[Rows from a figure dataset]
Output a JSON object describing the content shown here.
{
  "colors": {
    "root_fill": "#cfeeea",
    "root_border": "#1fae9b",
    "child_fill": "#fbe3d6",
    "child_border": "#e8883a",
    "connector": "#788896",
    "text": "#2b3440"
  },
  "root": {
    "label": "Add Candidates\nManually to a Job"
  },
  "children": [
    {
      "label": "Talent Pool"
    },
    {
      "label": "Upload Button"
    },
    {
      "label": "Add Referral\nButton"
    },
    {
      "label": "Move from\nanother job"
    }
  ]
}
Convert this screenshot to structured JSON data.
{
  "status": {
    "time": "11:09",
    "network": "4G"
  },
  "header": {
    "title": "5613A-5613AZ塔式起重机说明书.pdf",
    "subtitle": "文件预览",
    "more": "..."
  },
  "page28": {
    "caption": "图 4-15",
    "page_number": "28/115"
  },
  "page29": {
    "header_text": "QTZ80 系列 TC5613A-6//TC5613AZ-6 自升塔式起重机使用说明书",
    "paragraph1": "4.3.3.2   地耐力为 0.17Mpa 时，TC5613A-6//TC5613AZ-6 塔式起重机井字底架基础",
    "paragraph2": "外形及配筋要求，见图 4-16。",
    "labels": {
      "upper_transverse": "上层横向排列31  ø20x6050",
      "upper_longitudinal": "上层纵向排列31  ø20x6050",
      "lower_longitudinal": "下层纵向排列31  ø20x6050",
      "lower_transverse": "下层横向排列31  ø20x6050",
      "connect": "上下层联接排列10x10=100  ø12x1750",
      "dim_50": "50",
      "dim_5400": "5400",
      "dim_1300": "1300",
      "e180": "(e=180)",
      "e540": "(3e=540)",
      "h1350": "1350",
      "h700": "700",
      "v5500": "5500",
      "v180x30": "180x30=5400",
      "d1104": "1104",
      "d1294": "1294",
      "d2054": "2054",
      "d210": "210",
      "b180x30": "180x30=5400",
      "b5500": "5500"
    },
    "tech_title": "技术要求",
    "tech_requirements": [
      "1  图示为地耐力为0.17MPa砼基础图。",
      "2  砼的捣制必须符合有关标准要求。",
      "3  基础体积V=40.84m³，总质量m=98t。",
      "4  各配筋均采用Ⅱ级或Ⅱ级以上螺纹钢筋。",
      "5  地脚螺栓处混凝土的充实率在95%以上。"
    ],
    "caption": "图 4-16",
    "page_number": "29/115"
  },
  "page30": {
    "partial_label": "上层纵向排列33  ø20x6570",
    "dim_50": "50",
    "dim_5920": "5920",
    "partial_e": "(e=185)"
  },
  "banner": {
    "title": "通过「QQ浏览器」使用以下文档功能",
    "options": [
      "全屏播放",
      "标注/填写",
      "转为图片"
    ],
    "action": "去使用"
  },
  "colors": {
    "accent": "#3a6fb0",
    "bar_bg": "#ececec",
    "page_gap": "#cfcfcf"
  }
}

**Requirements**.
Reproduce the entries above in full, verbatim.

**Result of the task**.
Output a JSON object describing the content shown here.
{
  "colors": {
    "root_fill": "#cfeeea",
    "root_border": "#1fae9b",
    "child_fill": "#fbe3d6",
    "child_border": "#e8883a",
    "connector": "#788896",
    "text": "#2b3440"
  },
  "root": {
    "label": "Add Candidates\nManually to a Job"
  },
  "children": [
    {
      "label": "Talent Pool"
    },
    {
      "label": "Upload Button"
    },
    {
      "label": "Add Referral\nButton"
    },
    {
      "label": "Move from\nanother job"
    }
  ]
}
Convert this screenshot to structured JSON data.
{
  "status": {
    "time": "11:09",
    "network": "4G"
  },
  "header": {
    "title": "5613A-5613AZ塔式起重机说明书.pdf",
    "subtitle": "文件预览",
    "more": "..."
  },
  "page28": {
    "caption": "图 4-15",
    "page_number": "28/115"
  },
  "page29": {
    "header_text": "QTZ80 系列 TC5613A-6//TC5613AZ-6 自升塔式起重机使用说明书",
    "paragraph1": "4.3.3.2   地耐力为 0.17Mpa 时，TC5613A-6//TC5613AZ-6 塔式起重机井字底架基础",
    "paragraph2": "外形及配筋要求，见图 4-16。",
    "labels": {
      "upper_transverse": "上层横向排列31  ø20x6050",
      "upper_longitudinal": "上层纵向排列31  ø20x6050",
      "lower_longitudinal": "下层纵向排列31  ø20x6050",
      "lower_transverse": "下层横向排列31  ø20x6050",
      "connect": "上下层联接排列10x10=100  ø12x1750",
      "dim_50": "50",
      "dim_5400": "5400",
      "dim_1300": "1300",
      "e180": "(e=180)",
      "e540": "(3e=540)",
      "h1350": "1350",
      "h700": "700",
      "v5500": "5500",
      "v180x30": "180x30=5400",
      "d1104": "1104",
      "d1294": "1294",
      "d2054": "2054",
      "d210": "210",
      "b180x30": "180x30=5400",
      "b5500": "5500"
    },
    "tech_title": "技术要求",
    "tech_requirements": [
      "1  图示为地耐力为0.17MPa砼基础图。",
      "2  砼的捣制必须符合有关标准要求。",
      "3  基础体积V=40.84m³，总质量m=98t。",
      "4  各配筋均采用Ⅱ级或Ⅱ级以上螺纹钢筋。",
      "5  地脚螺栓处混凝土的充实率在95%以上。"
    ],
    "caption": "图 4-16",
    "page_number": "29/115"
  },
  "page30": {
    "partial_label": "上层纵向排列33  ø20x6570",
    "dim_50": "50",
    "dim_5920": "5920",
    "partial_e": "(e=185)"
  },
  "banner": {
    "title": "通过「QQ浏览器」使用以下文档功能",
    "options": [
      "全屏播放",
      "标注/填写",
      "转为图片"
    ],
    "action": "去使用"
  },
  "colors": {
    "accent": "#3a6fb0",
    "bar_bg": "#ececec",
    "page_gap": "#cfcfcf"
  }
}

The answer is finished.